## Job
Copy all lines of the listing that include the string "Electronegativity".

## Material for the task
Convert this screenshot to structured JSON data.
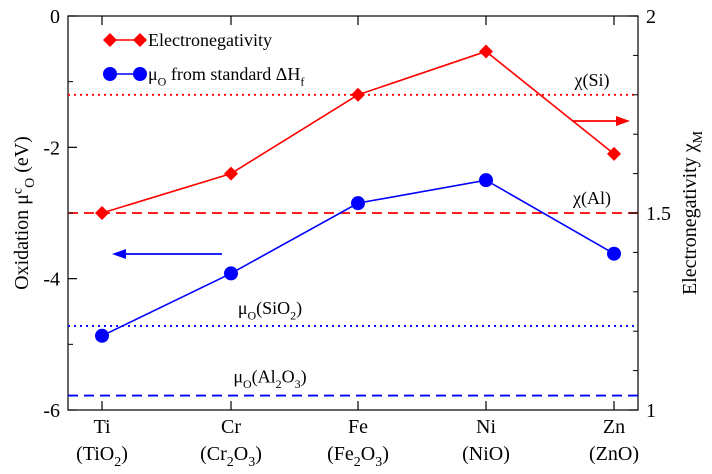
{
  "chart_data": {
    "type": "line",
    "x": {
      "categories": [
        {
          "element": "Ti",
          "oxide_parts": [
            [
              "(TiO",
              "normal"
            ],
            [
              "2",
              "sub"
            ],
            [
              ")",
              "normal"
            ]
          ]
        },
        {
          "element": "Cr",
          "oxide_parts": [
            [
              "(Cr",
              "normal"
            ],
            [
              "2",
              "sub"
            ],
            [
              "O",
              "normal"
            ],
            [
              "3",
              "sub"
            ],
            [
              ")",
              "normal"
            ]
          ]
        },
        {
          "element": "Fe",
          "oxide_parts": [
            [
              "(Fe",
              "normal"
            ],
            [
              "2",
              "sub"
            ],
            [
              "O",
              "normal"
            ],
            [
              "3",
              "sub"
            ],
            [
              ")",
              "normal"
            ]
          ]
        },
        {
          "element": "Ni",
          "oxide_parts": [
            [
              "(NiO)",
              "normal"
            ]
          ]
        },
        {
          "element": "Zn",
          "oxide_parts": [
            [
              "(ZnO)",
              "normal"
            ]
          ]
        }
      ]
    },
    "y_left": {
      "label_parts": [
        [
          "Oxidation  μ",
          "normal"
        ],
        [
          "c",
          "sup"
        ],
        [
          "O",
          "sub"
        ],
        [
          " (eV)",
          "normal"
        ]
      ],
      "ylim": [
        -6,
        0
      ],
      "ticks": [
        0,
        -2,
        -4,
        -6
      ],
      "tick_labels": [
        "0",
        "-2",
        "-4",
        "-6"
      ]
    },
    "y_right": {
      "label_parts": [
        [
          "Electronegativity  χ",
          "normal"
        ],
        [
          "M",
          "sub"
        ]
      ],
      "ylim": [
        1,
        2
      ],
      "ticks": [
        1,
        1.5,
        2
      ],
      "tick_labels": [
        "1",
        "1.5",
        "2"
      ]
    },
    "series": [
      {
        "axis": "right",
        "color": "#ff0000",
        "marker": "diamond",
        "legend_parts": [
          [
            "Electronegativity",
            "normal"
          ]
        ],
        "values": [
          1.5,
          1.6,
          1.8,
          1.91,
          1.65
        ]
      },
      {
        "axis": "left",
        "color": "#0000ff",
        "marker": "circle",
        "legend_parts": [
          [
            "μ",
            "normal"
          ],
          [
            "O",
            "sub"
          ],
          [
            " from standard ΔH",
            "normal"
          ],
          [
            "f",
            "sub"
          ]
        ],
        "values": [
          -4.87,
          -3.92,
          -2.85,
          -2.5,
          -3.62
        ]
      }
    ],
    "reference_lines": [
      {
        "axis": "right",
        "value": 1.8,
        "color": "#ff0000",
        "dash": "dotted",
        "label_parts": [
          [
            "χ(Si)",
            "normal"
          ]
        ]
      },
      {
        "axis": "right",
        "value": 1.5,
        "color": "#ff0000",
        "dash": "dashed",
        "label_parts": [
          [
            "χ(Al)",
            "normal"
          ]
        ]
      },
      {
        "axis": "left",
        "value": -4.72,
        "color": "#0000ff",
        "dash": "dotted",
        "label_parts": [
          [
            "μ",
            "normal"
          ],
          [
            "O",
            "sub"
          ],
          [
            "(SiO",
            "normal"
          ],
          [
            "2",
            "sub"
          ],
          [
            ")",
            "normal"
          ]
        ]
      },
      {
        "axis": "left",
        "value": -5.78,
        "color": "#0000ff",
        "dash": "dashed",
        "label_parts": [
          [
            "μ",
            "normal"
          ],
          [
            "O",
            "sub"
          ],
          [
            "(Al",
            "normal"
          ],
          [
            "2",
            "sub"
          ],
          [
            "O",
            "normal"
          ],
          [
            "3",
            "sub"
          ],
          [
            ")",
            "normal"
          ]
        ]
      }
    ],
    "arrows": [
      {
        "direction": "right",
        "color": "#ff0000",
        "meaning": "right-axis"
      },
      {
        "direction": "left",
        "color": "#0000ff",
        "meaning": "left-axis"
      }
    ],
    "legend_position": "top-left",
    "grid": false
  }
}
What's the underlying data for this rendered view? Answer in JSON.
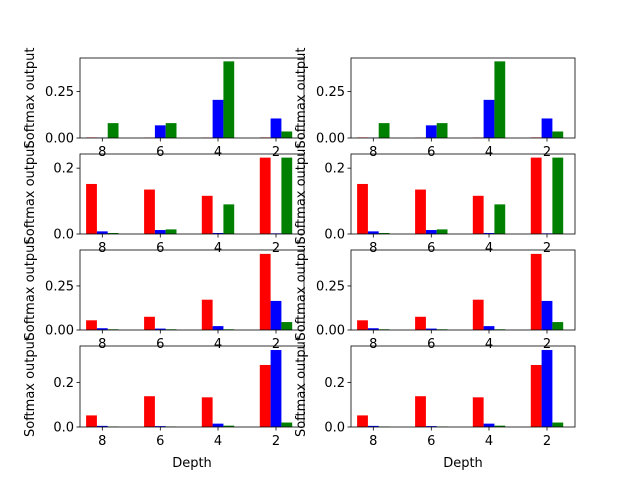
{
  "colors": {
    "red": "#ff0000",
    "blue": "#0000ff",
    "green": "#008000"
  },
  "chart_data": [
    {
      "type": "bar",
      "categories": [
        "8",
        "6",
        "4",
        "2"
      ],
      "series": [
        {
          "values": [
            0.003,
            0.002,
            0.002,
            0.003
          ]
        },
        {
          "values": [
            0.002,
            0.068,
            0.205,
            0.105
          ]
        },
        {
          "values": [
            0.08,
            0.08,
            0.412,
            0.035
          ]
        }
      ],
      "ylim": [
        0,
        0.43
      ],
      "yticks": [
        0,
        0.25
      ],
      "yticklabels": [
        "0.00",
        "0.25"
      ],
      "ylabel": "Softmax output",
      "xlabel": ""
    },
    {
      "type": "bar",
      "categories": [
        "8",
        "6",
        "4",
        "2"
      ],
      "series": [
        {
          "values": [
            0.003,
            0.002,
            0.002,
            0.003
          ]
        },
        {
          "values": [
            0.002,
            0.068,
            0.205,
            0.105
          ]
        },
        {
          "values": [
            0.08,
            0.08,
            0.412,
            0.035
          ]
        }
      ],
      "ylim": [
        0,
        0.43
      ],
      "yticks": [
        0,
        0.25
      ],
      "yticklabels": [
        "0.00",
        "0.25"
      ],
      "ylabel": "Softmax output",
      "xlabel": ""
    },
    {
      "type": "bar",
      "categories": [
        "8",
        "6",
        "4",
        "2"
      ],
      "series": [
        {
          "values": [
            0.152,
            0.135,
            0.116,
            0.232
          ]
        },
        {
          "values": [
            0.008,
            0.012,
            0.003,
            0.002
          ]
        },
        {
          "values": [
            0.003,
            0.014,
            0.09,
            0.232
          ]
        }
      ],
      "ylim": [
        0,
        0.243
      ],
      "yticks": [
        0,
        0.2
      ],
      "yticklabels": [
        "0.0",
        "0.2"
      ],
      "ylabel": "Softmax output",
      "xlabel": ""
    },
    {
      "type": "bar",
      "categories": [
        "8",
        "6",
        "4",
        "2"
      ],
      "series": [
        {
          "values": [
            0.152,
            0.135,
            0.116,
            0.232
          ]
        },
        {
          "values": [
            0.008,
            0.012,
            0.003,
            0.002
          ]
        },
        {
          "values": [
            0.003,
            0.014,
            0.09,
            0.232
          ]
        }
      ],
      "ylim": [
        0,
        0.243
      ],
      "yticks": [
        0,
        0.2
      ],
      "yticklabels": [
        "0.0",
        "0.2"
      ],
      "ylabel": "Softmax output",
      "xlabel": ""
    },
    {
      "type": "bar",
      "categories": [
        "8",
        "6",
        "4",
        "2"
      ],
      "series": [
        {
          "values": [
            0.055,
            0.075,
            0.172,
            0.432
          ]
        },
        {
          "values": [
            0.01,
            0.008,
            0.022,
            0.165
          ]
        },
        {
          "values": [
            0.004,
            0.004,
            0.004,
            0.045
          ]
        }
      ],
      "ylim": [
        0,
        0.454
      ],
      "yticks": [
        0,
        0.25
      ],
      "yticklabels": [
        "0.00",
        "0.25"
      ],
      "ylabel": "Softmax output",
      "xlabel": ""
    },
    {
      "type": "bar",
      "categories": [
        "8",
        "6",
        "4",
        "2"
      ],
      "series": [
        {
          "values": [
            0.055,
            0.075,
            0.172,
            0.432
          ]
        },
        {
          "values": [
            0.01,
            0.008,
            0.022,
            0.165
          ]
        },
        {
          "values": [
            0.004,
            0.004,
            0.004,
            0.045
          ]
        }
      ],
      "ylim": [
        0,
        0.454
      ],
      "yticks": [
        0,
        0.25
      ],
      "yticklabels": [
        "0.00",
        "0.25"
      ],
      "ylabel": "Softmax output",
      "xlabel": ""
    },
    {
      "type": "bar",
      "categories": [
        "8",
        "6",
        "4",
        "2"
      ],
      "series": [
        {
          "values": [
            0.052,
            0.138,
            0.133,
            0.278
          ]
        },
        {
          "values": [
            0.005,
            0.004,
            0.015,
            0.345
          ]
        },
        {
          "values": [
            0.002,
            0.002,
            0.006,
            0.02
          ]
        }
      ],
      "ylim": [
        0,
        0.363
      ],
      "yticks": [
        0,
        0.2
      ],
      "yticklabels": [
        "0.0",
        "0.2"
      ],
      "ylabel": "Softmax output",
      "xlabel": "Depth"
    },
    {
      "type": "bar",
      "categories": [
        "8",
        "6",
        "4",
        "2"
      ],
      "series": [
        {
          "values": [
            0.052,
            0.138,
            0.133,
            0.278
          ]
        },
        {
          "values": [
            0.005,
            0.004,
            0.015,
            0.345
          ]
        },
        {
          "values": [
            0.002,
            0.002,
            0.006,
            0.02
          ]
        }
      ],
      "ylim": [
        0,
        0.363
      ],
      "yticks": [
        0,
        0.2
      ],
      "yticklabels": [
        "0.0",
        "0.2"
      ],
      "ylabel": "Softmax output",
      "xlabel": "Depth"
    }
  ]
}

## Task solution
          "Electronegativity  χ",
            "Electronegativity",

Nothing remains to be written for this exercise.